What to work on
What follows is a set of entries. Give them again exactly, without the pictures.

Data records

━━━━━━━━

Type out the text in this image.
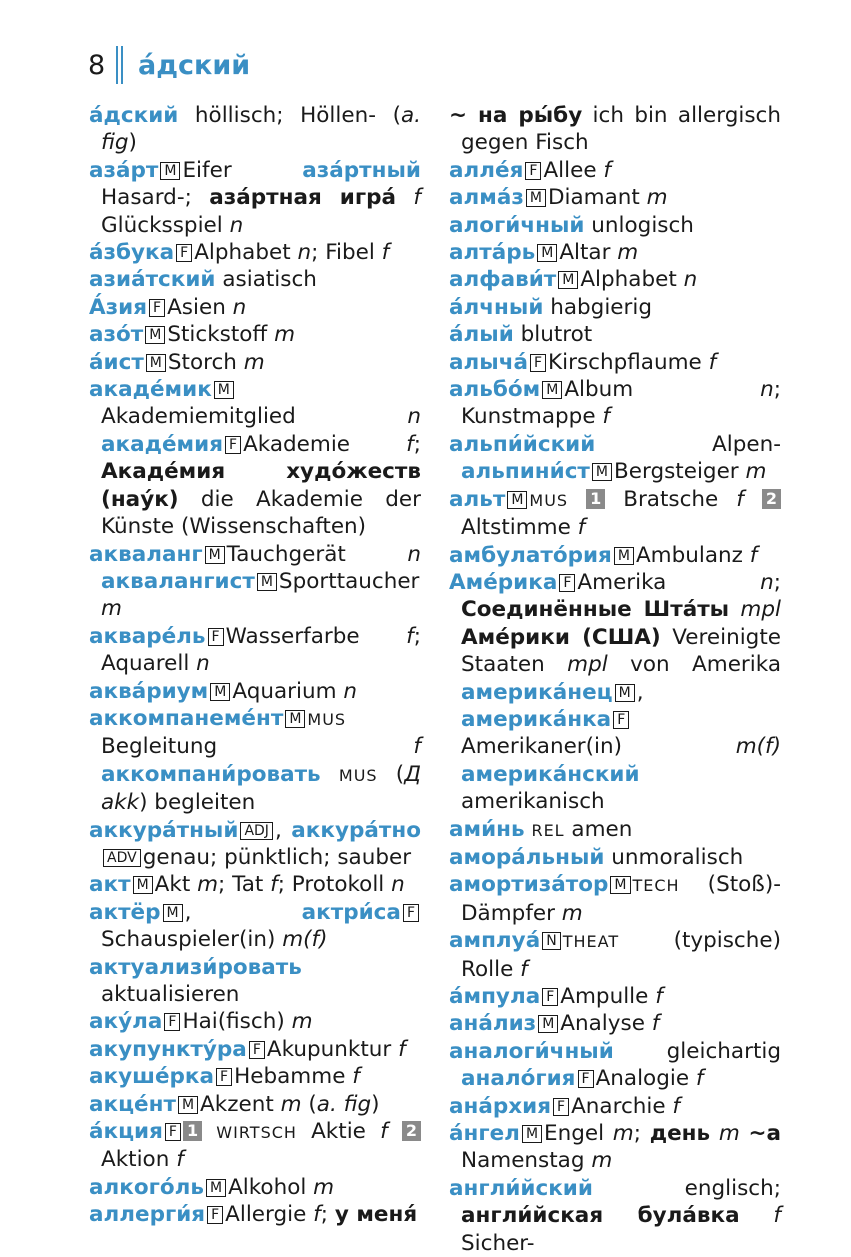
8	а́дский

а́дский höllisch; Höllen- (a. fig)

аза́рт M Eifer аза́ртный Hasard-; аза́ртная игра́ f Glücksspiel n

а́збука F Alphabet n; Fibel f

азиа́тский asiatisch

А́зия F Asien n

азо́т M Stickstoff m

а́ист M Storch m

акаде́мик MAkademiemitglied n акаде́мия F Akademie f; Акаде́мия худо́жеств (нау́к) die Akademie der Künste (Wissenschaften)

акваланг M Tauchgerät n аквалангист M Sporttaucher m

акваре́ль F Wasserfarbe f; Aquarell n

аква́риум M Aquarium n

аккомпанеме́нт M MUS Begleitung f аккомпани́ровать MUS (Д akk) begleiten

аккура́тный ADJ , аккура́тноADV genau; pünktlich; sauber

акт M Akt m; Tat f; Protokoll n

актёр M , актри́са FSchauspieler(in) m(f)

актуализи́ровать aktualisieren

аку́ла F Hai(fisch) m

акупункту́ра F Akupunktur f

акуше́рка F Hebamme f

акце́нт M Akzent m (a. fig)

а́кция F 1 WIRTSCH Aktie f 2 Aktion f

алкого́ль M Alkohol m

аллерги́я F Allergie f; у меня́

~ на ры́бу ich bin allergisch gegen Fisch

алле́я F Allee f

алма́з M Diamant m

алоги́чный unlogisch

алта́рь M Altar m

алфави́т M Alphabet n

а́лчный habgierig

а́лый blutrot

алыча́ F Kirschpflaume f

альбо́м M Album n; Kunstmappe f

альпи́йский Alpen- альпини́ст M Bergsteiger m

альт M MUS 1 Bratsche f 2 Altstimme f

амбулато́рия M Ambulanz f

Аме́рика F Amerika n; Соединённые Шта́ты mpl Аме́рики (США) Vereinigte Staaten mpl von Amerika америка́нец M , америка́нка FAmerikaner(in) m(f) америка́нский amerikanisch

ами́нь REL amen

амора́льный unmoralisch

амортиза́тор M TECH (Stoß)-Dämpfer m

амплуа́ N THEAT (typische) Rolle f

а́мпула F Ampulle f

ана́лиз M Analyse f

аналоги́чный gleichartig анало́гия F Analogie f

ана́рхия F Anarchie f

а́нгел M Engel m; день m ~а Namenstag m

англи́йский englisch; англи́йская була́вка f Sicher-
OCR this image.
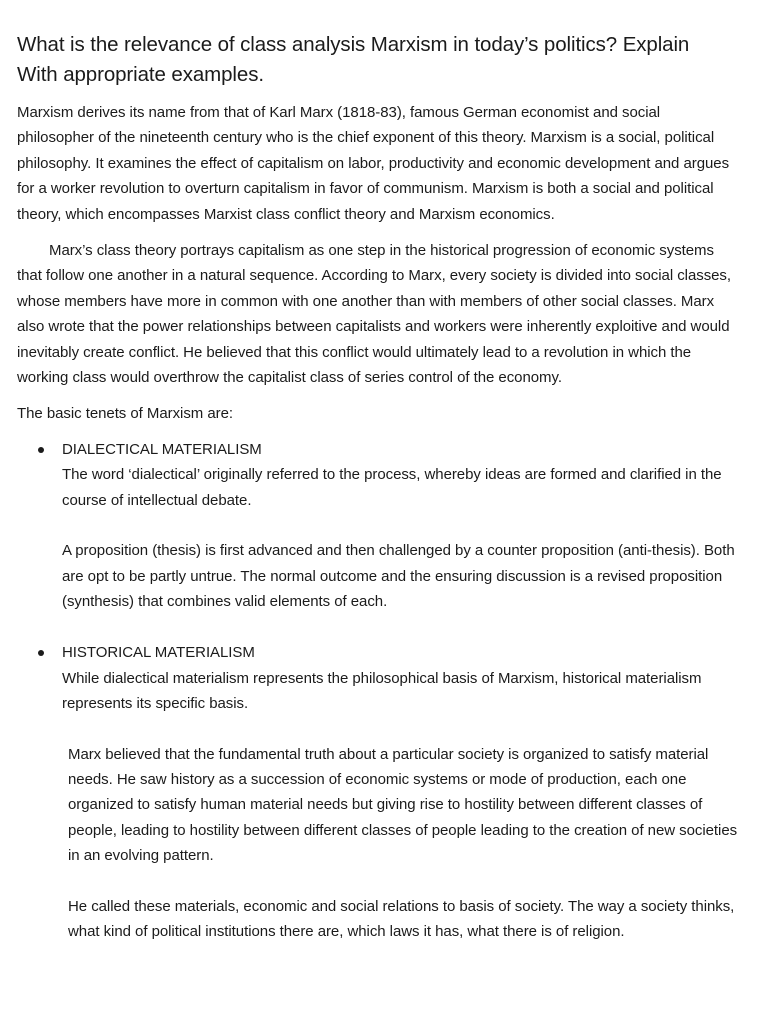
What is the relevance of class analysis Marxism in today’s politics? Explain
With appropriate examples.

Marxism derives its name from that of Karl Marx (1818-83), famous German economist and social philosopher of the nineteenth century who is the chief exponent of this theory. Marxism is a social, political philosophy. It examines the effect of capitalism on labor, productivity and economic development and argues for a worker revolution to overturn capitalism in favor of communism. Marxism is both a social and political theory, which encompasses Marxist class conflict theory and Marxism economics.

Marx’s class theory portrays capitalism as one step in the historical progression of economic systems that follow one another in a natural sequence. According to Marx, every society is divided into social classes, whose members have more in common with one another than with members of other social classes. Marx also wrote that the power relationships between capitalists and workers were inherently exploitive and would inevitably create conflict. He believed that this conflict would ultimately lead to a revolution in which the working class would overthrow the capitalist class of series control of the economy.

The basic tenets of Marxism are:

DIALECTICAL MATERIALISM

The word ‘dialectical’ originally referred to the process, whereby ideas are formed and clarified in the course of intellectual debate.

A proposition (thesis) is first advanced and then challenged by a counter proposition (anti-thesis). Both are opt to be partly untrue. The normal outcome and the ensuring discussion is a revised proposition (synthesis) that combines valid elements of each.

HISTORICAL MATERIALISM

While dialectical materialism represents the philosophical basis of Marxism, historical materialism represents its specific basis.

Marx believed that the fundamental truth about a particular society is organized to satisfy material needs. He saw history as a succession of economic systems or mode of production, each one organized to satisfy human material needs but giving rise to hostility between different classes of people, leading to hostility between different classes of people leading to the creation of new societies in an evolving pattern.

He called these materials, economic and social relations to basis of society. The way a society thinks, what kind of political institutions there are, which laws it has, what there is of religion.
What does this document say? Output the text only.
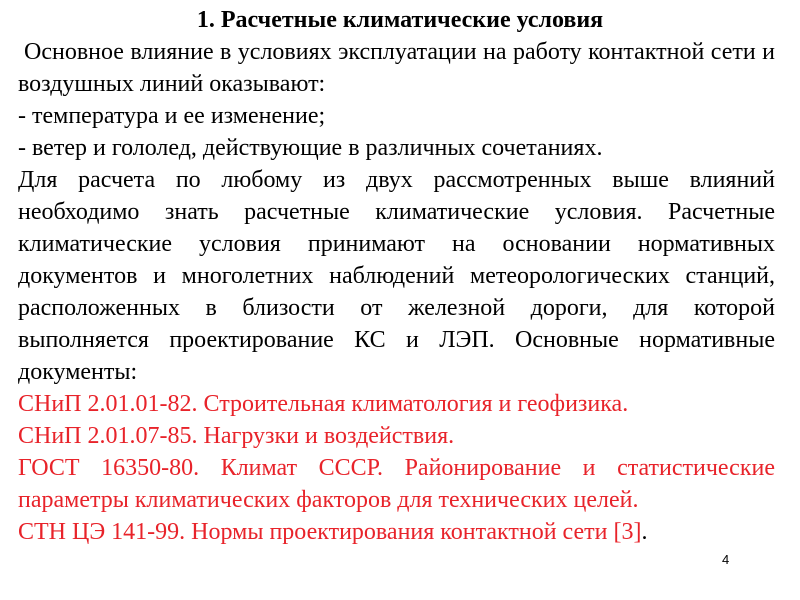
1. Расчетные климатические условия

Основное влияние в условиях эксплуатации на работу контактной сети и воздушных линий оказывают:

- температура и ее изменение;

- ветер и гололед, действующие в различных сочетаниях.

Для расчета по любому из двух рассмотренных выше влияний необходимо знать расчетные климатические условия. Расчетные климатические условия принимают на основании нормативных документов и многолетних наблюдений метеорологических станций, расположенных в близости от железной дороги, для которой выполняется проектирование КС и ЛЭП. Основные нормативные документы:

СНиП 2.01.01-82. Строительная климатология и геофизика.

СНиП 2.01.07-85. Нагрузки и воздействия.

ГОСТ 16350-80. Климат СССР. Районирование и статистические параметры климатических факторов для технических целей.

СТН ЦЭ 141-99. Нормы проектирования контактной сети [3].

4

━━━━━━━━

Problem solution
Type out the text in this image.
8	а́дский

а́дский höllisch; Höllen- (a. fig)

аза́рт M Eifer аза́ртный Hasard-; аза́ртная игра́ f Glücksspiel n

а́збука F Alphabet n; Fibel f

азиа́тский asiatisch

А́зия F Asien n

азо́т M Stickstoff m

а́ист M Storch m

акаде́мик MAkademiemitglied n акаде́мия F Akademie f; Акаде́мия худо́жеств (нау́к) die Akademie der Künste (Wissenschaften)

акваланг M Tauchgerät n аквалангист M Sporttaucher m

акваре́ль F Wasserfarbe f; Aquarell n

аква́риум M Aquarium n

аккомпанеме́нт M MUS Begleitung f аккомпани́ровать MUS (Д akk) begleiten

аккура́тный ADJ , аккура́тноADV genau; pünktlich; sauber

акт M Akt m; Tat f; Protokoll n

актёр M , актри́са FSchauspieler(in) m(f)

актуализи́ровать aktualisieren

аку́ла F Hai(fisch) m

акупункту́ра F Akupunktur f

акуше́рка F Hebamme f

акце́нт M Akzent m (a. fig)

а́кция F 1 WIRTSCH Aktie f 2 Aktion f

алкого́ль M Alkohol m

аллерги́я F Allergie f; у меня́

~ на ры́бу ich bin allergisch gegen Fisch

алле́я F Allee f

алма́з M Diamant m

алоги́чный unlogisch

алта́рь M Altar m

алфави́т M Alphabet n

а́лчный habgierig

а́лый blutrot

алыча́ F Kirschpflaume f

альбо́м M Album n; Kunstmappe f

альпи́йский Alpen- альпини́ст M Bergsteiger m

альт M MUS 1 Bratsche f 2 Altstimme f

амбулато́рия M Ambulanz f

Аме́рика F Amerika n; Соединённые Шта́ты mpl Аме́рики (США) Vereinigte Staaten mpl von Amerika америка́нец M , америка́нка FAmerikaner(in) m(f) америка́нский amerikanisch

ами́нь REL amen

амора́льный unmoralisch

амортиза́тор M TECH (Stoß)-Dämpfer m

амплуа́ N THEAT (typische) Rolle f

а́мпула F Ampulle f

ана́лиз M Analyse f

аналоги́чный gleichartig анало́гия F Analogie f

ана́рхия F Anarchie f

а́нгел M Engel m; день m ~а Namenstag m

англи́йский englisch; англи́йская була́вка f Sicher-
OCR this image.
What is the relevance of class analysis Marxism in today’s politics? Explain
With appropriate examples.

Marxism derives its name from that of Karl Marx (1818-83), famous German economist and social philosopher of the nineteenth century who is the chief exponent of this theory. Marxism is a social, political philosophy. It examines the effect of capitalism on labor, productivity and economic development and argues for a worker revolution to overturn capitalism in favor of communism. Marxism is both a social and political theory, which encompasses Marxist class conflict theory and Marxism economics.

Marx’s class theory portrays capitalism as one step in the historical progression of economic systems that follow one another in a natural sequence. According to Marx, every society is divided into social classes, whose members have more in common with one another than with members of other social classes. Marx also wrote that the power relationships between capitalists and workers were inherently exploitive and would inevitably create conflict. He believed that this conflict would ultimately lead to a revolution in which the working class would overthrow the capitalist class of series control of the economy.

The basic tenets of Marxism are:

DIALECTICAL MATERIALISM

The word ‘dialectical’ originally referred to the process, whereby ideas are formed and clarified in the course of intellectual debate.

A proposition (thesis) is first advanced and then challenged by a counter proposition (anti-thesis). Both are opt to be partly untrue. The normal outcome and the ensuring discussion is a revised proposition (synthesis) that combines valid elements of each.

HISTORICAL MATERIALISM

While dialectical materialism represents the philosophical basis of Marxism, historical materialism represents its specific basis.

Marx believed that the fundamental truth about a particular society is organized to satisfy material needs. He saw history as a succession of economic systems or mode of production, each one organized to satisfy human material needs but giving rise to hostility between different classes of people, leading to hostility between different classes of people leading to the creation of new societies in an evolving pattern.

He called these materials, economic and social relations to basis of society. The way a society thinks, what kind of political institutions there are, which laws it has, what there is of religion.
What does this document say? Output the text only.
1. Расчетные климатические условия

Основное влияние в условиях эксплуатации на работу контактной сети и воздушных линий оказывают:

- температура и ее изменение;

- ветер и гололед, действующие в различных сочетаниях.

Для расчета по любому из двух рассмотренных выше влияний необходимо знать расчетные климатические условия. Расчетные климатические условия принимают на основании нормативных документов и многолетних наблюдений метеорологических станций, расположенных в близости от железной дороги, для которой выполняется проектирование КС и ЛЭП. Основные нормативные документы:

СНиП 2.01.01-82. Строительная климатология и геофизика.

СНиП 2.01.07-85. Нагрузки и воздействия.

ГОСТ 16350-80. Климат СССР. Районирование и статистические параметры климатических факторов для технических целей.

СТН ЦЭ 141-99. Нормы проектирования контактной сети [3].

4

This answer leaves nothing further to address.